# [Job]
Find every line containing the word "grid" in the records below; report only how many there are.

--- Exercise inputs ---

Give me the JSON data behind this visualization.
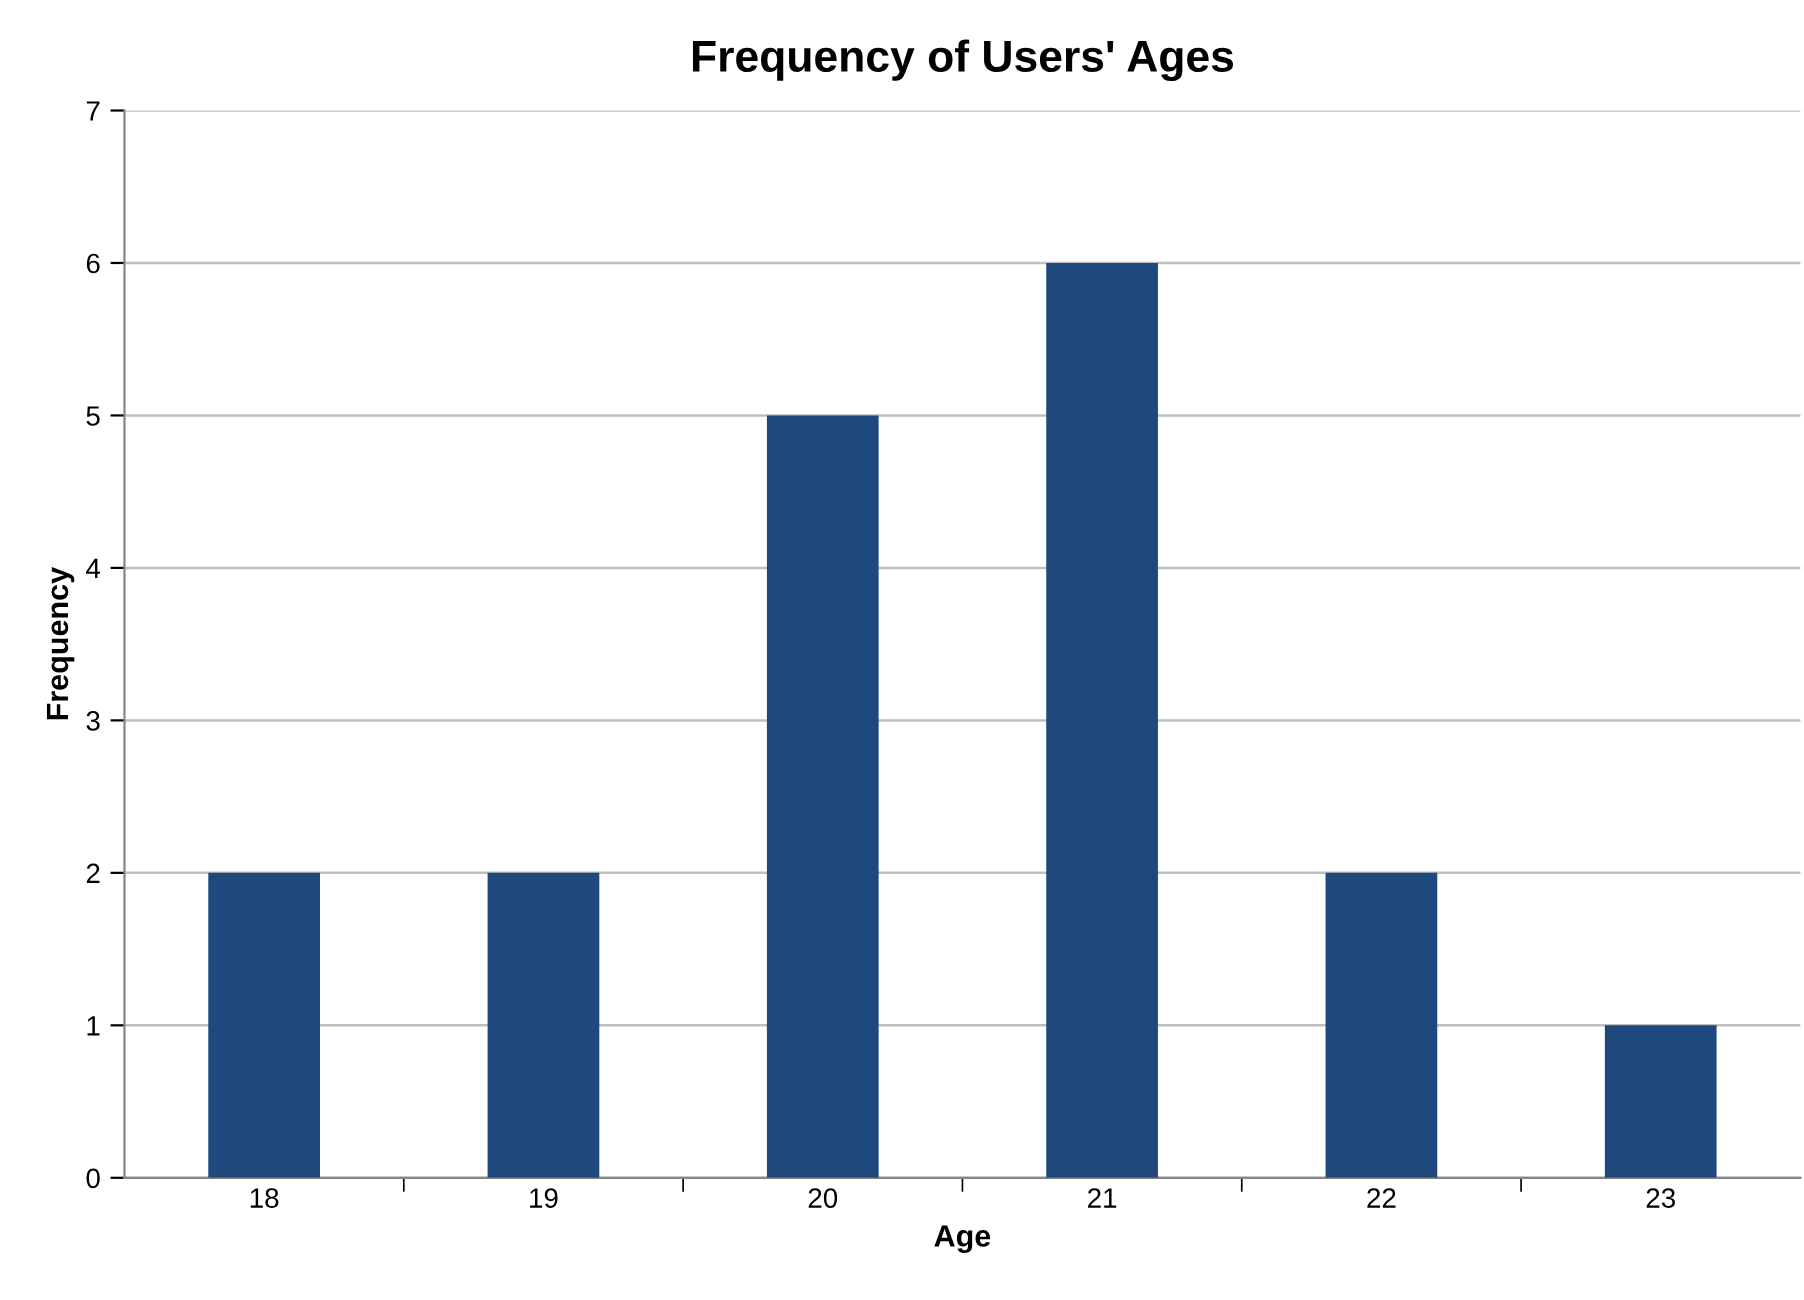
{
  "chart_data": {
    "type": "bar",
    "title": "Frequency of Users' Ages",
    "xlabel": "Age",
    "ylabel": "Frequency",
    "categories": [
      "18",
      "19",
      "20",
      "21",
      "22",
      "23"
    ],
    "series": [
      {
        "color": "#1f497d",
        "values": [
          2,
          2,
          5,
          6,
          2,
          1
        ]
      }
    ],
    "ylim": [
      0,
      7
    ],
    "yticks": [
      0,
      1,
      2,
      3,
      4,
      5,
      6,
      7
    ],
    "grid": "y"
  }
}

---
--- Exercise inputs ---

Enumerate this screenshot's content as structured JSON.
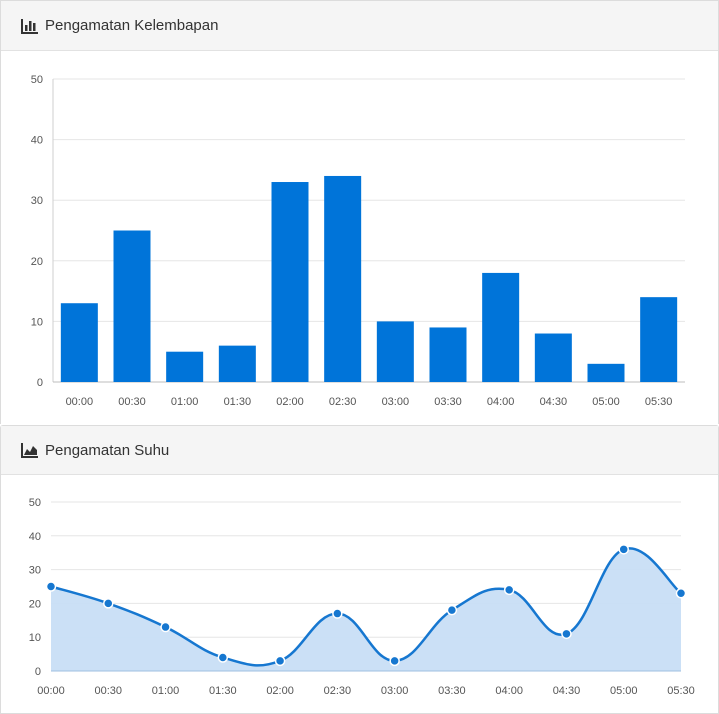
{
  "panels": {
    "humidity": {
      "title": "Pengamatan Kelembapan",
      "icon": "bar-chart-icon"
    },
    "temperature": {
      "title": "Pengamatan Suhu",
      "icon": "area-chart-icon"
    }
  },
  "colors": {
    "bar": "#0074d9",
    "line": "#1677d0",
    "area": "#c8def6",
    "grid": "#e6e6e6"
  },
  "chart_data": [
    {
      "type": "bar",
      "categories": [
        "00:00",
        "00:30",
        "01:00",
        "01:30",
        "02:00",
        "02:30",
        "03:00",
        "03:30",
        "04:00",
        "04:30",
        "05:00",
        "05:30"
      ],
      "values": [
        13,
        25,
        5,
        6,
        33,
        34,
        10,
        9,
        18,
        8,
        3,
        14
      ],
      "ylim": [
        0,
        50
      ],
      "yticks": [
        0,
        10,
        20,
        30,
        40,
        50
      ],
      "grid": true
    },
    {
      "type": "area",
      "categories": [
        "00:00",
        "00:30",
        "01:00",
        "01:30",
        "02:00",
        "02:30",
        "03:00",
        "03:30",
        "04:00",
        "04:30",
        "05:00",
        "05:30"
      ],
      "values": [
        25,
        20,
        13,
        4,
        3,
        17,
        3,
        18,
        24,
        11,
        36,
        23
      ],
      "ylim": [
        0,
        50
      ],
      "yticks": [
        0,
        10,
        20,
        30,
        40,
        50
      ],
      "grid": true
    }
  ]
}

---

# [The solution]
4